Each entry below should be reproduced character for character.

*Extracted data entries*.
● ● ● ● ● ● ●
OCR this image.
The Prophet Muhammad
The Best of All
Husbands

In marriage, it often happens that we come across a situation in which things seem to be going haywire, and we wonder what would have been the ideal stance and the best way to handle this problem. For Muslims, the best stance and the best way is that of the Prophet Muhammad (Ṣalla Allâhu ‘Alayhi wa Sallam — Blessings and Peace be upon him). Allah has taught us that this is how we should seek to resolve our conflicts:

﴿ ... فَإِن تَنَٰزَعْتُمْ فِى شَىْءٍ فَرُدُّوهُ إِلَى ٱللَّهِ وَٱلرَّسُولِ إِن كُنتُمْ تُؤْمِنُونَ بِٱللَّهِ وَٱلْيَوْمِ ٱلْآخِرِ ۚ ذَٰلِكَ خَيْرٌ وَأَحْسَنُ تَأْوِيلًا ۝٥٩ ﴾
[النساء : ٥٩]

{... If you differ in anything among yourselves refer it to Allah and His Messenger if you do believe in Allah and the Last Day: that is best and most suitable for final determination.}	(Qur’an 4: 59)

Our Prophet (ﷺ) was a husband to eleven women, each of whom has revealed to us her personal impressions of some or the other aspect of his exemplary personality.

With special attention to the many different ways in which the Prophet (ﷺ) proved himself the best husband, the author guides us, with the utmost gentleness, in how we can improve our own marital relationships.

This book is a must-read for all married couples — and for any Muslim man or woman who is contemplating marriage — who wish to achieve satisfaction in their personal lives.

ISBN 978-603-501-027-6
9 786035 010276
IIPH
● ● ● ● ● ● ●
*Output below*.
OCR this image.
The Prophet Muhammad
The Best of All
Husbands

In marriage, it often happens that we come across a situation in which things seem to be going haywire, and we wonder what would have been the ideal stance and the best way to handle this problem. For Muslims, the best stance and the best way is that of the Prophet Muhammad (Ṣalla Allâhu ‘Alayhi wa Sallam — Blessings and Peace be upon him). Allah has taught us that this is how we should seek to resolve our conflicts:

﴿ ... فَإِن تَنَٰزَعْتُمْ فِى شَىْءٍ فَرُدُّوهُ إِلَى ٱللَّهِ وَٱلرَّسُولِ إِن كُنتُمْ تُؤْمِنُونَ بِٱللَّهِ وَٱلْيَوْمِ ٱلْآخِرِ ۚ ذَٰلِكَ خَيْرٌ وَأَحْسَنُ تَأْوِيلًا ۝٥٩ ﴾
[النساء : ٥٩]

{... If you differ in anything among yourselves refer it to Allah and His Messenger if you do believe in Allah and the Last Day: that is best and most suitable for final determination.}	(Qur’an 4: 59)

Our Prophet (ﷺ) was a husband to eleven women, each of whom has revealed to us her personal impressions of some or the other aspect of his exemplary personality.

With special attention to the many different ways in which the Prophet (ﷺ) proved himself the best husband, the author guides us, with the utmost gentleness, in how we can improve our own marital relationships.

This book is a must-read for all married couples — and for any Muslim man or woman who is contemplating marriage — who wish to achieve satisfaction in their personal lives.

ISBN 978-603-501-027-6
9 786035 010276
IIPH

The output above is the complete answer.